[Extracted data start]

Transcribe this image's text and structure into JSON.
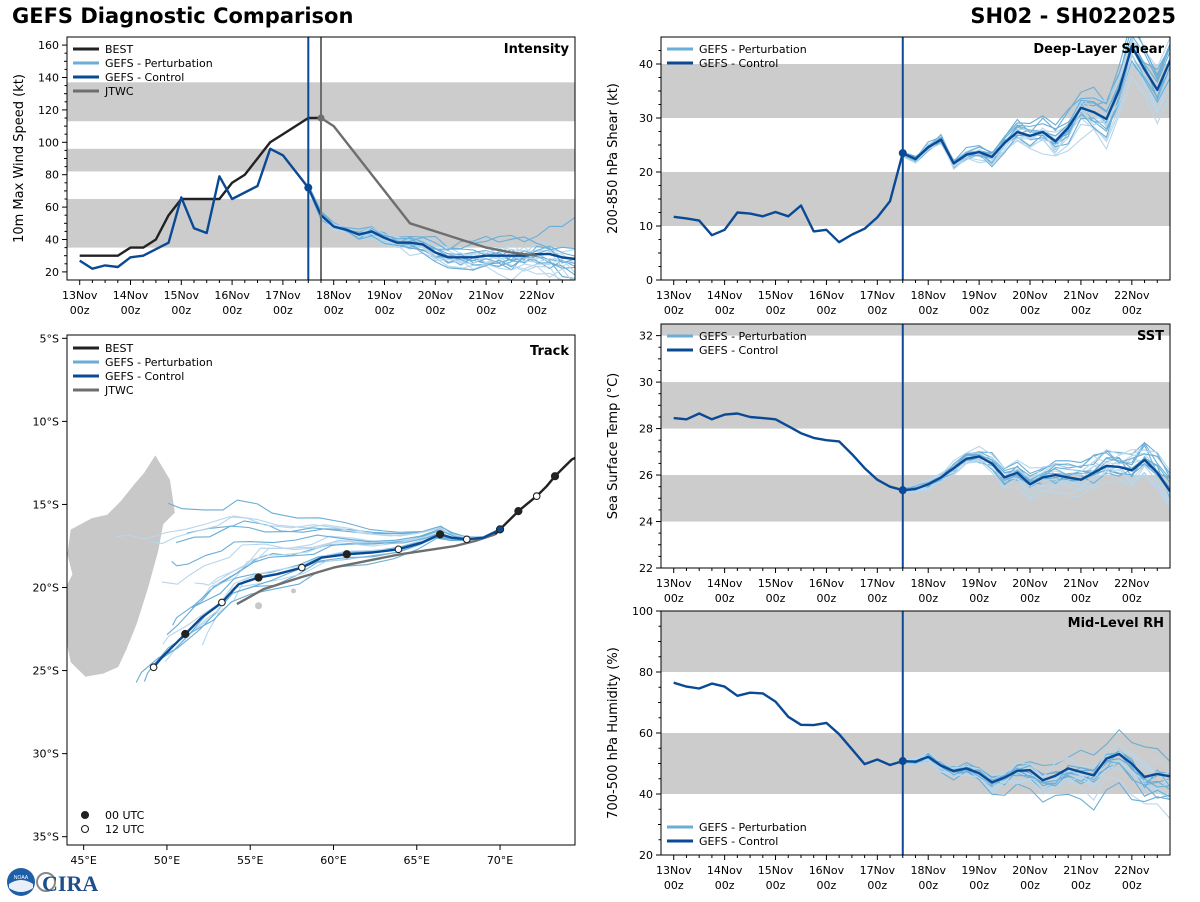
{
  "header": {
    "title_left": "GEFS Diagnostic Comparison",
    "title_right": "SH02 - SH022025"
  },
  "colors": {
    "best": "#222222",
    "perturbation": "#6aaed6",
    "perturbation_light": "#b8d6ec",
    "control": "#0a4a94",
    "jtwc": "#6e6e6e",
    "band": "#cccccc",
    "land": "#c8c8c8"
  },
  "time_axis": {
    "ticks": [
      0,
      24,
      48,
      72,
      96,
      120,
      144,
      168,
      192,
      216
    ],
    "labels": [
      "13Nov\n00z",
      "14Nov\n00z",
      "15Nov\n00z",
      "16Nov\n00z",
      "17Nov\n00z",
      "18Nov\n00z",
      "19Nov\n00z",
      "20Nov\n00z",
      "21Nov\n00z",
      "22Nov\n00z"
    ],
    "range": [
      -6,
      234
    ],
    "init_hour": 108
  },
  "logo": {
    "text": "CIRA",
    "badge": "NOAA"
  },
  "chart_data": [
    {
      "id": "intensity",
      "type": "line",
      "title": "Intensity",
      "ylabel": "10m Max Wind Speed (kt)",
      "ylim": [
        15,
        165
      ],
      "yticks": [
        20,
        40,
        60,
        80,
        100,
        120,
        140,
        160
      ],
      "bands": [
        [
          35,
          65
        ],
        [
          82,
          96
        ],
        [
          113,
          137
        ]
      ],
      "jtwc_time": 114,
      "legend": [
        "BEST",
        "GEFS - Perturbation",
        "GEFS - Control",
        "JTWC"
      ],
      "series": [
        {
          "name": "BEST",
          "role": "best",
          "x": [
            0,
            6,
            12,
            18,
            24,
            30,
            36,
            42,
            48,
            54,
            60,
            66,
            72,
            78,
            84,
            90,
            96,
            102,
            108,
            114
          ],
          "y": [
            30,
            30,
            30,
            30,
            35,
            35,
            40,
            55,
            65,
            65,
            65,
            65,
            75,
            80,
            90,
            100,
            105,
            110,
            115,
            115
          ]
        },
        {
          "name": "GEFS - Control",
          "role": "control",
          "x": [
            0,
            6,
            12,
            18,
            24,
            30,
            36,
            42,
            48,
            54,
            60,
            66,
            72,
            78,
            84,
            90,
            96,
            102,
            108,
            114,
            120,
            126,
            132,
            138,
            144,
            150,
            156,
            162,
            168,
            174,
            180,
            186,
            192,
            198,
            204,
            210,
            216,
            222,
            228,
            234
          ],
          "y": [
            27,
            22,
            24,
            23,
            29,
            30,
            34,
            38,
            66,
            47,
            44,
            79,
            65,
            69,
            73,
            96,
            92,
            82,
            72,
            55,
            48,
            46,
            43,
            45,
            41,
            38,
            38,
            37,
            32,
            29,
            29,
            29,
            30,
            30,
            30,
            30,
            31,
            31,
            29,
            28
          ]
        },
        {
          "name": "JTWC",
          "role": "jtwc",
          "x": [
            114,
            120,
            132,
            144,
            156,
            168,
            180,
            192,
            204,
            216
          ],
          "y": [
            115,
            110,
            90,
            70,
            50,
            45,
            40,
            35,
            32,
            30
          ]
        }
      ]
    },
    {
      "id": "shear",
      "type": "line",
      "title": "Deep-Layer Shear",
      "ylabel": "200-850 hPa Shear (kt)",
      "ylim": [
        0,
        45
      ],
      "yticks": [
        0,
        10,
        20,
        30,
        40
      ],
      "bands": [
        [
          10,
          20
        ],
        [
          30,
          40
        ]
      ],
      "legend": [
        "GEFS - Perturbation",
        "GEFS - Control"
      ],
      "series": [
        {
          "name": "GEFS - Control",
          "role": "control",
          "x": [
            0,
            6,
            12,
            18,
            24,
            30,
            36,
            42,
            48,
            54,
            60,
            66,
            72,
            78,
            84,
            90,
            96,
            102,
            108,
            114,
            120,
            126,
            132,
            138,
            144,
            150,
            156,
            162,
            168,
            174,
            180,
            186,
            192,
            198,
            204,
            210,
            216,
            222,
            228,
            234
          ],
          "y": [
            11.7,
            11.4,
            11,
            8.3,
            9.3,
            12.5,
            12.3,
            11.8,
            12.6,
            11.8,
            13.8,
            9,
            9.3,
            7,
            8.4,
            9.5,
            11.6,
            14.6,
            23.5,
            22.4,
            24.6,
            26,
            21.6,
            23.2,
            23.7,
            22.8,
            25.4,
            27.4,
            26.7,
            27.4,
            25.7,
            28.2,
            31.9,
            31.1,
            29.8,
            35.2,
            43.3,
            39,
            35.2,
            40.6
          ]
        }
      ]
    },
    {
      "id": "track",
      "type": "line",
      "title": "Track",
      "xlim": [
        44,
        74.5
      ],
      "ylim": [
        -35.5,
        -4.8
      ],
      "xticks": [
        45,
        50,
        55,
        60,
        65,
        70
      ],
      "xtick_labels": [
        "45°E",
        "50°E",
        "55°E",
        "60°E",
        "65°E",
        "70°E"
      ],
      "yticks": [
        -5,
        -10,
        -15,
        -20,
        -25,
        -30,
        -35
      ],
      "ytick_labels": [
        "5°S",
        "10°S",
        "15°S",
        "20°S",
        "25°S",
        "30°S",
        "35°S"
      ],
      "legend": [
        "BEST",
        "GEFS - Perturbation",
        "GEFS - Control",
        "JTWC"
      ],
      "marker_legend": [
        "00 UTC",
        "12 UTC"
      ],
      "series": [
        {
          "name": "BEST",
          "role": "best",
          "lon": [
            69.7,
            70.4,
            71.1,
            71.7,
            72.2,
            72.8,
            73.3,
            73.8,
            74.3,
            74.5
          ],
          "lat": [
            -16.8,
            -16.1,
            -15.4,
            -14.9,
            -14.5,
            -13.9,
            -13.3,
            -12.8,
            -12.3,
            -12.2
          ],
          "markers00": [
            [
              71.1,
              -15.4
            ],
            [
              73.3,
              -13.3
            ]
          ],
          "markers12": [
            [
              72.2,
              -14.5
            ]
          ]
        },
        {
          "name": "GEFS - Control",
          "role": "control",
          "lon": [
            70.0,
            69.0,
            68.0,
            67.1,
            66.4,
            65.3,
            63.9,
            62.3,
            60.8,
            59.3,
            58.1,
            56.6,
            55.5,
            54.3,
            53.3,
            52.1,
            51.1,
            50.3,
            49.7,
            49.2
          ],
          "lat": [
            -16.5,
            -17.0,
            -17.1,
            -17.0,
            -16.8,
            -17.3,
            -17.7,
            -17.9,
            -18.0,
            -18.2,
            -18.8,
            -19.2,
            -19.4,
            -19.8,
            -20.9,
            -21.8,
            -22.8,
            -23.6,
            -24.2,
            -24.8
          ],
          "markers00": [
            [
              70.0,
              -16.5
            ],
            [
              66.4,
              -16.8
            ],
            [
              60.8,
              -18.0
            ],
            [
              55.5,
              -19.4
            ],
            [
              51.1,
              -22.8
            ]
          ],
          "markers12": [
            [
              68.0,
              -17.1
            ],
            [
              63.9,
              -17.7
            ],
            [
              58.1,
              -18.8
            ],
            [
              53.3,
              -20.9
            ],
            [
              49.2,
              -24.8
            ]
          ]
        },
        {
          "name": "JTWC",
          "role": "jtwc",
          "lon": [
            69.7,
            68.5,
            67.3,
            66.0,
            64.0,
            62.0,
            60.0,
            58.0,
            55.8,
            54.2
          ],
          "lat": [
            -16.8,
            -17.2,
            -17.5,
            -17.7,
            -18.0,
            -18.4,
            -18.8,
            -19.4,
            -20.1,
            -21.0
          ]
        }
      ]
    },
    {
      "id": "sst",
      "type": "line",
      "title": "SST",
      "ylabel": "Sea Surface Temp (°C)",
      "ylim": [
        22,
        32.5
      ],
      "yticks": [
        22,
        24,
        26,
        28,
        30,
        32
      ],
      "bands": [
        [
          24,
          26
        ],
        [
          28,
          30
        ],
        [
          32,
          34
        ]
      ],
      "legend": [
        "GEFS - Perturbation",
        "GEFS - Control"
      ],
      "series": [
        {
          "name": "GEFS - Control",
          "role": "control",
          "x": [
            0,
            6,
            12,
            18,
            24,
            30,
            36,
            42,
            48,
            54,
            60,
            66,
            72,
            78,
            84,
            90,
            96,
            102,
            108,
            114,
            120,
            126,
            132,
            138,
            144,
            150,
            156,
            162,
            168,
            174,
            180,
            186,
            192,
            198,
            204,
            210,
            216,
            222,
            228,
            234
          ],
          "y": [
            28.45,
            28.4,
            28.65,
            28.4,
            28.6,
            28.65,
            28.5,
            28.45,
            28.4,
            28.1,
            27.8,
            27.6,
            27.5,
            27.45,
            26.9,
            26.3,
            25.8,
            25.5,
            25.35,
            25.4,
            25.6,
            25.9,
            26.3,
            26.7,
            26.8,
            26.5,
            25.9,
            26.1,
            25.6,
            25.9,
            26,
            25.9,
            25.8,
            26.1,
            26.4,
            26.35,
            26.2,
            26.65,
            26.1,
            25.3
          ]
        }
      ]
    },
    {
      "id": "rh",
      "type": "line",
      "title": "Mid-Level RH",
      "ylabel": "700-500 hPa Humidity (%)",
      "ylim": [
        20,
        100
      ],
      "yticks": [
        20,
        40,
        60,
        80,
        100
      ],
      "bands": [
        [
          40,
          60
        ],
        [
          80,
          100
        ]
      ],
      "legend": [
        "GEFS - Perturbation",
        "GEFS - Control"
      ],
      "series": [
        {
          "name": "GEFS - Control",
          "role": "control",
          "x": [
            0,
            6,
            12,
            18,
            24,
            30,
            36,
            42,
            48,
            54,
            60,
            66,
            72,
            78,
            84,
            90,
            96,
            102,
            108,
            114,
            120,
            126,
            132,
            138,
            144,
            150,
            156,
            162,
            168,
            174,
            180,
            186,
            192,
            198,
            204,
            210,
            216,
            222,
            228,
            234
          ],
          "y": [
            76.5,
            75.2,
            74.6,
            76.2,
            75.2,
            72.2,
            73.2,
            73,
            70.3,
            65.3,
            62.7,
            62.6,
            63.3,
            59.6,
            54.7,
            49.8,
            51.3,
            49.5,
            50.8,
            50.6,
            52.2,
            49.3,
            47.5,
            48.4,
            46.8,
            43.8,
            45.4,
            47.6,
            47.8,
            44.5,
            46,
            48.4,
            47.2,
            46.1,
            51.6,
            53.1,
            49.9,
            45.6,
            46.6,
            45.8
          ]
        }
      ]
    }
  ]
}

[Extracted data end]

Report how many lines include the word "text". Give nothing but the number.

2